_Written instruction:_
Restate each of the lines given below, word for word.

_Records:_
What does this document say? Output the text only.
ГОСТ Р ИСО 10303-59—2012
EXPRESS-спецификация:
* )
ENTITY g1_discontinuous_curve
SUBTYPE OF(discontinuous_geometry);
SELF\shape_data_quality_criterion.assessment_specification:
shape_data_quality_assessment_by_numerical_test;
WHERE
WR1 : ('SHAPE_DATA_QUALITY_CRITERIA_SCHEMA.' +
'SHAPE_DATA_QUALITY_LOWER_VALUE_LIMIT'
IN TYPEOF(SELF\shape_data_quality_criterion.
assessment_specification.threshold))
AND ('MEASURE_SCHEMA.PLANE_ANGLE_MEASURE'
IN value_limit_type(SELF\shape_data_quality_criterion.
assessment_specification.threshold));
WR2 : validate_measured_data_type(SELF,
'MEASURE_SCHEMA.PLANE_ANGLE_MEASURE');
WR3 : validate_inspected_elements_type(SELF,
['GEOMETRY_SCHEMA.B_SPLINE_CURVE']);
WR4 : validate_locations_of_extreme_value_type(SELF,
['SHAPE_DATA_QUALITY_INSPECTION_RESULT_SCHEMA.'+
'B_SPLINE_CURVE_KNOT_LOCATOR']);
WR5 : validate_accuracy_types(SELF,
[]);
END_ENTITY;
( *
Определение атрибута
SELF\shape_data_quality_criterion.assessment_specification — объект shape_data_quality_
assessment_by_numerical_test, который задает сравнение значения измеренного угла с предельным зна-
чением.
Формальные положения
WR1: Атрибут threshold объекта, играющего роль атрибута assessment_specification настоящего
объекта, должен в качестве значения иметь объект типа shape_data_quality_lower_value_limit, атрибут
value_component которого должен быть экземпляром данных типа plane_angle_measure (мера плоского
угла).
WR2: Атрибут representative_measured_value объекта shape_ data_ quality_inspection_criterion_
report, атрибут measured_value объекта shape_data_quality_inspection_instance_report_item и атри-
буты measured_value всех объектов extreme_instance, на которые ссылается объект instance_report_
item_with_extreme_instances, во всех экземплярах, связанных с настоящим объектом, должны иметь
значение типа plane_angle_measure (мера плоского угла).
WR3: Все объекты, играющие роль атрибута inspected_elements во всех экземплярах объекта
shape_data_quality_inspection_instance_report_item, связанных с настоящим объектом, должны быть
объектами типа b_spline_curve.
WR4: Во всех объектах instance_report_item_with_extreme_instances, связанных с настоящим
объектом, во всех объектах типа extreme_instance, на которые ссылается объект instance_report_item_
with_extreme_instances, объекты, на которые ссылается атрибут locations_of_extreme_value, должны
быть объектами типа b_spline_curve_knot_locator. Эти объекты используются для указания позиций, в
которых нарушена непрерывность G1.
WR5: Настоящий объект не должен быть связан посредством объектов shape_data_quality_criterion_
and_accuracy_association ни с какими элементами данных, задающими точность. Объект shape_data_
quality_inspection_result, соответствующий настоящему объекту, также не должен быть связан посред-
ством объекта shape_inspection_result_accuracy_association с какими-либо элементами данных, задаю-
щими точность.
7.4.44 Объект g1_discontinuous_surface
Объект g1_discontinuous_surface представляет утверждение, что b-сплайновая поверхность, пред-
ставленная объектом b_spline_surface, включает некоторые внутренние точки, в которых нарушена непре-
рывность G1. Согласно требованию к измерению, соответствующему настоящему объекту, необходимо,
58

_The result:_
What does this document say? Output the text only.
ГОСТ Р ИСО 10303-59—2012
EXPRESS-спецификация:
* )
ENTITY g1_discontinuous_curve
SUBTYPE OF(discontinuous_geometry);
SELF\shape_data_quality_criterion.assessment_specification:
shape_data_quality_assessment_by_numerical_test;
WHERE
WR1 : ('SHAPE_DATA_QUALITY_CRITERIA_SCHEMA.' +
'SHAPE_DATA_QUALITY_LOWER_VALUE_LIMIT'
IN TYPEOF(SELF\shape_data_quality_criterion.
assessment_specification.threshold))
AND ('MEASURE_SCHEMA.PLANE_ANGLE_MEASURE'
IN value_limit_type(SELF\shape_data_quality_criterion.
assessment_specification.threshold));
WR2 : validate_measured_data_type(SELF,
'MEASURE_SCHEMA.PLANE_ANGLE_MEASURE');
WR3 : validate_inspected_elements_type(SELF,
['GEOMETRY_SCHEMA.B_SPLINE_CURVE']);
WR4 : validate_locations_of_extreme_value_type(SELF,
['SHAPE_DATA_QUALITY_INSPECTION_RESULT_SCHEMA.'+
'B_SPLINE_CURVE_KNOT_LOCATOR']);
WR5 : validate_accuracy_types(SELF,
[]);
END_ENTITY;
( *
Определение атрибута
SELF\shape_data_quality_criterion.assessment_specification — объект shape_data_quality_
assessment_by_numerical_test, который задает сравнение значения измеренного угла с предельным зна-
чением.
Формальные положения
WR1: Атрибут threshold объекта, играющего роль атрибута assessment_specification настоящего
объекта, должен в качестве значения иметь объект типа shape_data_quality_lower_value_limit, атрибут
value_component которого должен быть экземпляром данных типа plane_angle_measure (мера плоского
угла).
WR2: Атрибут representative_measured_value объекта shape_ data_ quality_inspection_criterion_
report, атрибут measured_value объекта shape_data_quality_inspection_instance_report_item и атри-
буты measured_value всех объектов extreme_instance, на которые ссылается объект instance_report_
item_with_extreme_instances, во всех экземплярах, связанных с настоящим объектом, должны иметь
значение типа plane_angle_measure (мера плоского угла).
WR3: Все объекты, играющие роль атрибута inspected_elements во всех экземплярах объекта
shape_data_quality_inspection_instance_report_item, связанных с настоящим объектом, должны быть
объектами типа b_spline_curve.
WR4: Во всех объектах instance_report_item_with_extreme_instances, связанных с настоящим
объектом, во всех объектах типа extreme_instance, на которые ссылается объект instance_report_item_
with_extreme_instances, объекты, на которые ссылается атрибут locations_of_extreme_value, должны
быть объектами типа b_spline_curve_knot_locator. Эти объекты используются для указания позиций, в
которых нарушена непрерывность G1.
WR5: Настоящий объект не должен быть связан посредством объектов shape_data_quality_criterion_
and_accuracy_association ни с какими элементами данных, задающими точность. Объект shape_data_
quality_inspection_result, соответствующий настоящему объекту, также не должен быть связан посред-
ством объекта shape_inspection_result_accuracy_association с какими-либо элементами данных, задаю-
щими точность.
7.4.44 Объект g1_discontinuous_surface
Объект g1_discontinuous_surface представляет утверждение, что b-сплайновая поверхность, пред-
ставленная объектом b_spline_surface, включает некоторые внутренние точки, в которых нарушена непре-
рывность G1. Согласно требованию к измерению, соответствующему настоящему объекту, необходимо,
58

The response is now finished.